Give the stretch of records from the line containing "annotation-mc: Mc=6.8 [878, 164, 955, 192]" through the line containing "legend-label-signal-only: signal only", both included, as a JSON list of strings, one string per line and no blank lines.

begin LISTING

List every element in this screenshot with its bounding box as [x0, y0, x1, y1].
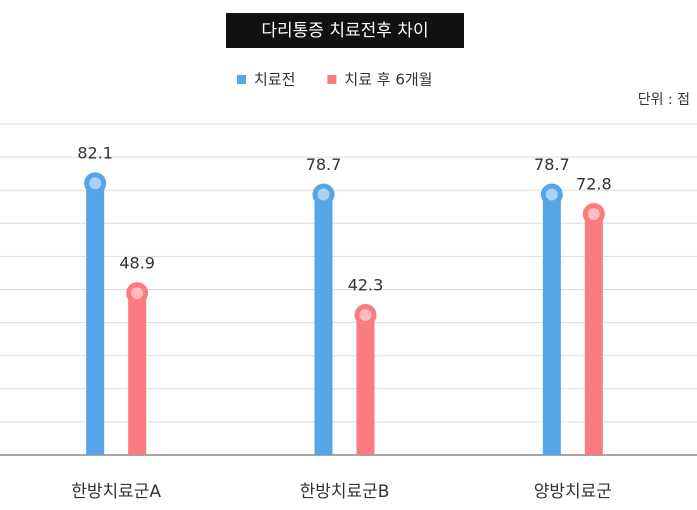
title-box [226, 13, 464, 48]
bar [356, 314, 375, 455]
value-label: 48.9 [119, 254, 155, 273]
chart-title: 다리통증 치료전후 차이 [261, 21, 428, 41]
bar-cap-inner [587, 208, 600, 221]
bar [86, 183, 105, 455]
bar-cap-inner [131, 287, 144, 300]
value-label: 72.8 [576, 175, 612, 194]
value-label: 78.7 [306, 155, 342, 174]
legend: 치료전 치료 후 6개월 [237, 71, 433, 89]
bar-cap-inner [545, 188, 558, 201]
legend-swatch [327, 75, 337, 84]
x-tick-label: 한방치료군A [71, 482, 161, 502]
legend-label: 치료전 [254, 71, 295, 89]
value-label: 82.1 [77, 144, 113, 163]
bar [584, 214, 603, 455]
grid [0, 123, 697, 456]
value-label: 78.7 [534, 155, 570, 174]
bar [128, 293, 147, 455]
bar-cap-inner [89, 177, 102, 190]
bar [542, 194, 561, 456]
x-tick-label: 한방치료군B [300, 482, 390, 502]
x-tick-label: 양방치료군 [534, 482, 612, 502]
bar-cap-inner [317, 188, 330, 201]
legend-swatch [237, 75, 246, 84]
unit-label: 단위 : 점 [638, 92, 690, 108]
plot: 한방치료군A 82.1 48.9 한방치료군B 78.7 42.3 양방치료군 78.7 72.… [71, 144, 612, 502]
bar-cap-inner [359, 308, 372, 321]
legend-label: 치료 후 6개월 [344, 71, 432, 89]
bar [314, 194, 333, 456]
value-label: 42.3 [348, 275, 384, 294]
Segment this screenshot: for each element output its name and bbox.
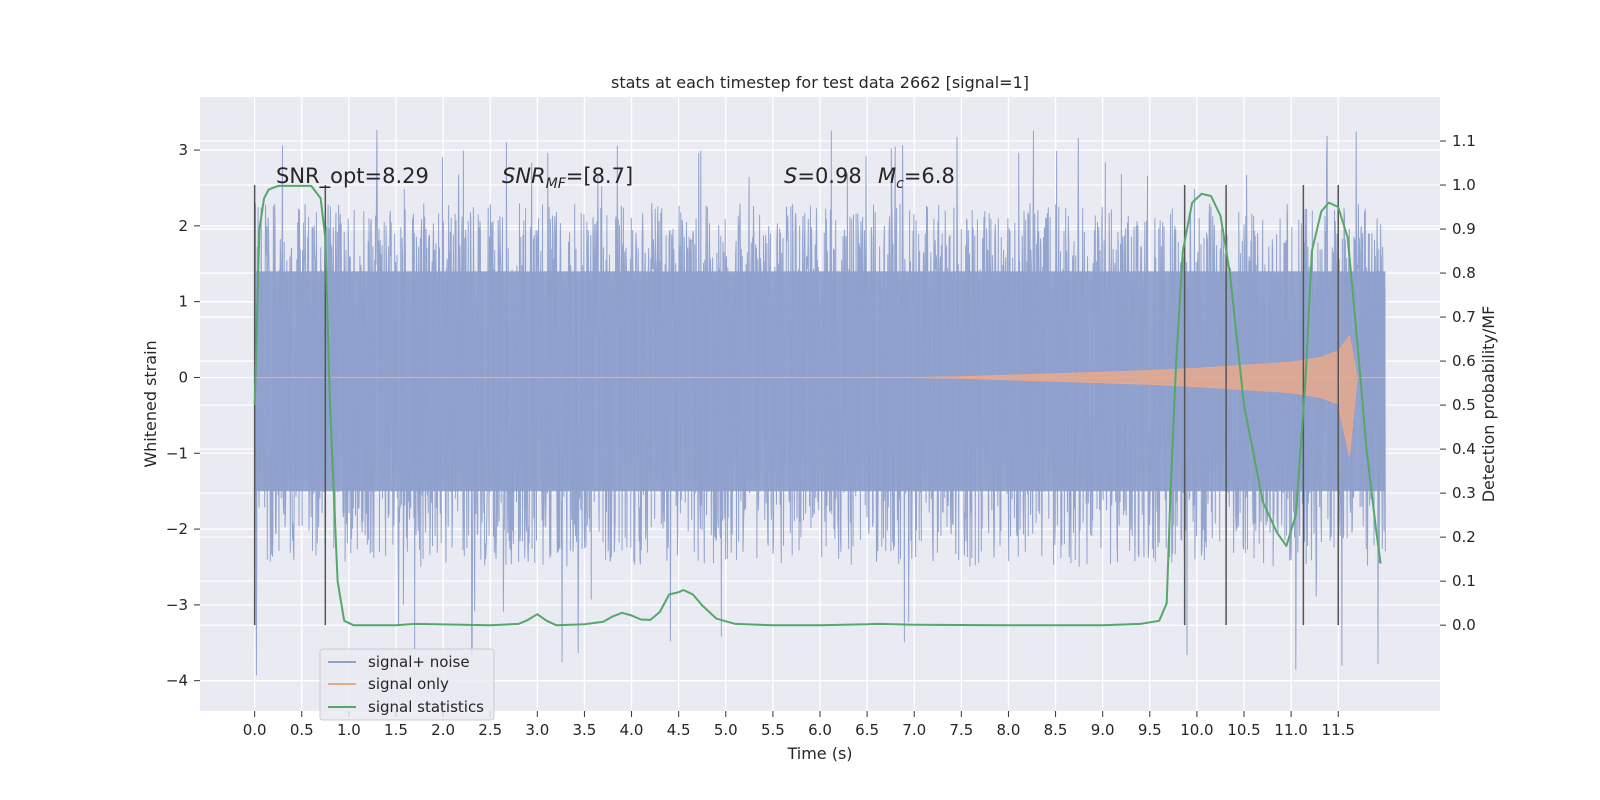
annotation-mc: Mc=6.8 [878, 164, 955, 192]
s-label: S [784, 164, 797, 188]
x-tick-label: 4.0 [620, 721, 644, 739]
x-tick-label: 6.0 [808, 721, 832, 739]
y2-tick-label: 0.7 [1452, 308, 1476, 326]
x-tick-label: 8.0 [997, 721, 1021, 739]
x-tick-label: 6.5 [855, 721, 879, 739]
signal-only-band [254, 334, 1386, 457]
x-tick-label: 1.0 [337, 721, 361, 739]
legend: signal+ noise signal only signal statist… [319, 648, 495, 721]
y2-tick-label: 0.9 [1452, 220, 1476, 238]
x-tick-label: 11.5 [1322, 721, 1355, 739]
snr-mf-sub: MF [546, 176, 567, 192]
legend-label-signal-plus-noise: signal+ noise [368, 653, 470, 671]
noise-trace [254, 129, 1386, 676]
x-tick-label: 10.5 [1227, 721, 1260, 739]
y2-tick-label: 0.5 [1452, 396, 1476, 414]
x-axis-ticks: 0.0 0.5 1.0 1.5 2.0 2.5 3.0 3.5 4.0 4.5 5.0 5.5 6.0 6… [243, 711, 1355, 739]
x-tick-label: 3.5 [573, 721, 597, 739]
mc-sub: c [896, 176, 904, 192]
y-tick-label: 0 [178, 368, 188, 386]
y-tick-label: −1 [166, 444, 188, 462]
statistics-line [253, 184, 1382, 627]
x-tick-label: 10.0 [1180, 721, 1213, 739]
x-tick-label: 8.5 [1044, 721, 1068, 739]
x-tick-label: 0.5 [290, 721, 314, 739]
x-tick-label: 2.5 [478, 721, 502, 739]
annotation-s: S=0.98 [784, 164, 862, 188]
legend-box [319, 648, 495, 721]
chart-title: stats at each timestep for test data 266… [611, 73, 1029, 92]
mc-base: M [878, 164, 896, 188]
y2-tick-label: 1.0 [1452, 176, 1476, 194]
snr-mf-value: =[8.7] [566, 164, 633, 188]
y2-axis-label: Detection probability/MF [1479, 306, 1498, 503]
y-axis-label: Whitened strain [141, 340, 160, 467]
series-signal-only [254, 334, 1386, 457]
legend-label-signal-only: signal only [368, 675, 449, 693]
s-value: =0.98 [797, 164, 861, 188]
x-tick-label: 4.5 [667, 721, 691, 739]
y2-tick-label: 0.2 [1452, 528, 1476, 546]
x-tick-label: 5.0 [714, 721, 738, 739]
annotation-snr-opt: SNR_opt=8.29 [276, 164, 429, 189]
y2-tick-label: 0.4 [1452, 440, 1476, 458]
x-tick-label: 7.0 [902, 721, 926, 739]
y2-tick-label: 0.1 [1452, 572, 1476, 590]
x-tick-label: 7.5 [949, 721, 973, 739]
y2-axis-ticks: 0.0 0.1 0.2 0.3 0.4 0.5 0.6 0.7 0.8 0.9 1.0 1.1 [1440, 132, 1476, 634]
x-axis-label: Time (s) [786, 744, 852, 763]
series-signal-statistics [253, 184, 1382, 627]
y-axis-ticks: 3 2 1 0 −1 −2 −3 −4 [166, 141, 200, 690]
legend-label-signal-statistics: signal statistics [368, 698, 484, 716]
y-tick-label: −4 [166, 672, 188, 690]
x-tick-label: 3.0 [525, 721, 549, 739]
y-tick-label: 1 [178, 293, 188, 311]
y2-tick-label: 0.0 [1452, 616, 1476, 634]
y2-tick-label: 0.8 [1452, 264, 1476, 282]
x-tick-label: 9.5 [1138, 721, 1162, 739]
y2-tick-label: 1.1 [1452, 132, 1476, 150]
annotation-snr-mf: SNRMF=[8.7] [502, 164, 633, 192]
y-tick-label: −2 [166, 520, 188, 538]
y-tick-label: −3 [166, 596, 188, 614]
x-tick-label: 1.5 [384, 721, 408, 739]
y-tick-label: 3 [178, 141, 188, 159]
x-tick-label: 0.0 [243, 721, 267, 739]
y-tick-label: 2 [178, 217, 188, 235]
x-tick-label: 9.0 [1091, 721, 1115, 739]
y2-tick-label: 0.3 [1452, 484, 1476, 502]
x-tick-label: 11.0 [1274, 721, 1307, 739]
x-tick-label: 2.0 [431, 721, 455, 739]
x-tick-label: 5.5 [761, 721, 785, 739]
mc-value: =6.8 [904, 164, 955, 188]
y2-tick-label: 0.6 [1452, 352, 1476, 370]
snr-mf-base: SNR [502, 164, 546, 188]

end LISTING
begin LISTING

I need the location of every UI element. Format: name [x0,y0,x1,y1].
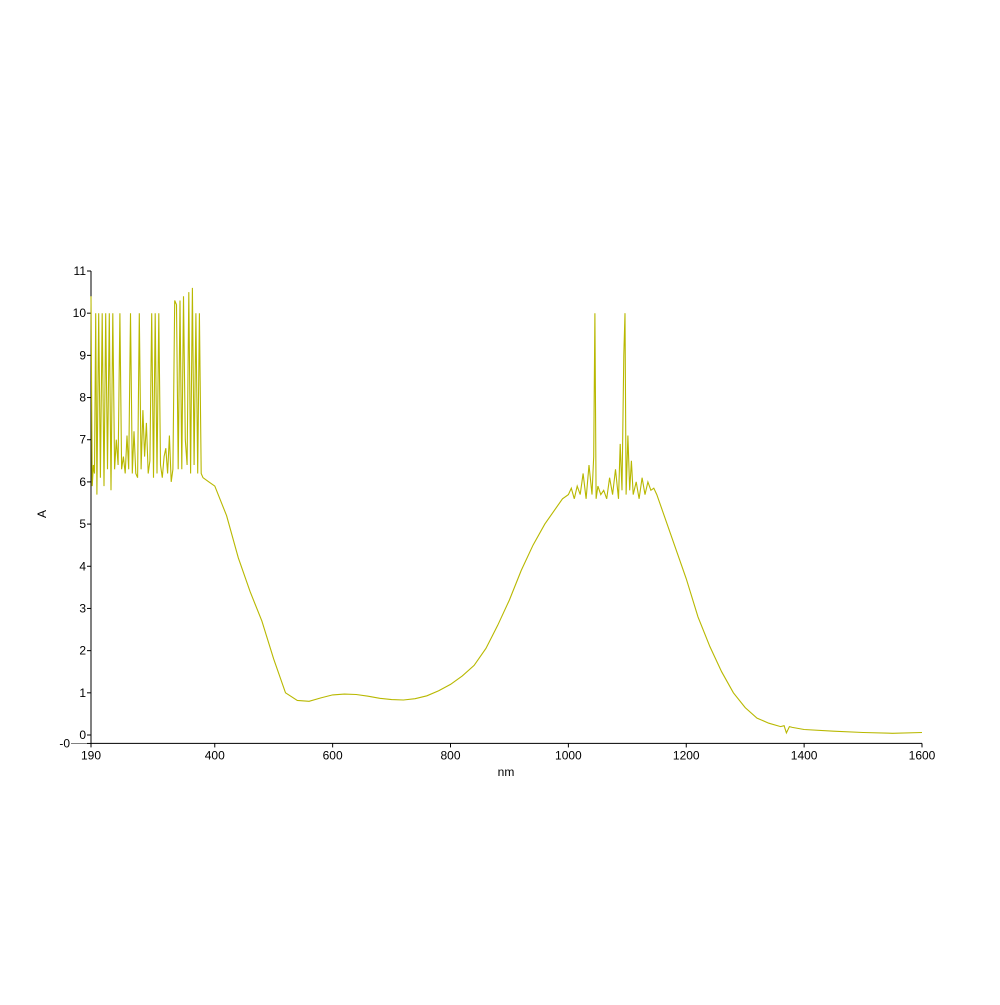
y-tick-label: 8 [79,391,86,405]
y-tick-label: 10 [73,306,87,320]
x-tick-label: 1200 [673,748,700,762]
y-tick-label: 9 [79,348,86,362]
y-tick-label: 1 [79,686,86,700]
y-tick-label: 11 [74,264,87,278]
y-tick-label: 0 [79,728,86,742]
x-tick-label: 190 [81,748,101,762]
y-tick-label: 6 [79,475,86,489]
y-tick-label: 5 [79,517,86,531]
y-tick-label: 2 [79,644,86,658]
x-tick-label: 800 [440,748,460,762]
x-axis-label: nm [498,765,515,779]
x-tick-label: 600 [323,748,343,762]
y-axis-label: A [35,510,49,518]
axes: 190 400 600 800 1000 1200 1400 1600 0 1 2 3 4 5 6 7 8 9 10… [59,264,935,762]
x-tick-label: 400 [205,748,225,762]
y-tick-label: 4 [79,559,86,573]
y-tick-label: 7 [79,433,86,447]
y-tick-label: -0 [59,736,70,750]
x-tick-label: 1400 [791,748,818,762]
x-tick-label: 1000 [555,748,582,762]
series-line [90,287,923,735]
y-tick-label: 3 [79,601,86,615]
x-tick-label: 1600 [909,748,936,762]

end LISTING

> [RESPONSE TO THIS TASK]:
[
  "annotation-mc: Mc=6.8 [878, 164, 955, 192]",
  "s-label: S [784, 164, 797, 188]",
  "x-tick-label: 4.0 [620, 721, 644, 739]",
  "x-tick-label: 6.0 [808, 721, 832, 739]",
  "y2-tick-label: 0.7 [1452, 308, 1476, 326]",
  "x-tick-label: 8.0 [997, 721, 1021, 739]",
  "x-tick-label: 6.5 [855, 721, 879, 739]",
  "signal-only-band [254, 334, 1386, 457]",
  "x-tick-label: 1.0 [337, 721, 361, 739]",
  "legend: signal+ noise signal only signal statist… [319, 648, 495, 721]",
  "y2-tick-label: 0.9 [1452, 220, 1476, 238]",
  "x-tick-label: 11.5 [1322, 721, 1355, 739]",
  "snr-mf-sub: MF [546, 176, 567, 192]",
  "legend-label-signal-plus-noise: signal+ noise [368, 653, 470, 671]",
  "noise-trace [254, 129, 1386, 676]",
  "x-tick-label: 10.5 [1227, 721, 1260, 739]",
  "y2-tick-label: 0.5 [1452, 396, 1476, 414]",
  "x-axis-ticks: 0.0 0.5 1.0 1.5 2.0 2.5 3.0 3.5 4.0 4.5 5.0 5.5 6.0 6… [243, 711, 1355, 739]",
  "x-tick-label: 3.5 [573, 721, 597, 739]",
  "mc-sub: c [896, 176, 904, 192]",
  "y-tick-label: 0 [178, 368, 188, 386]",
  "y-tick-label: −1 [166, 444, 188, 462]",
  "statistics-line [253, 184, 1382, 627]",
  "x-tick-label: 10.0 [1180, 721, 1213, 739]",
  "x-tick-label: 8.5 [1044, 721, 1068, 739]",
  "x-tick-label: 0.5 [290, 721, 314, 739]",
  "x-tick-label: 2.5 [478, 721, 502, 739]",
  "annotation-s: S=0.98 [784, 164, 862, 188]",
  "legend-box [319, 648, 495, 721]",
  "chart-title: stats at each timestep for test data 266… [611, 73, 1029, 92]",
  "mc-base: M [878, 164, 896, 188]",
  "y2-tick-label: 1.0 [1452, 176, 1476, 194]",
  "snr-mf-value: =[8.7] [566, 164, 633, 188]",
  "y2-axis-label: Detection probability/MF [1479, 306, 1498, 503]",
  "y-axis-label: Whitened strain [141, 340, 160, 467]",
  "series-signal-only [254, 334, 1386, 457]",
  "legend-label-signal-only: signal only [368, 675, 449, 693]"
]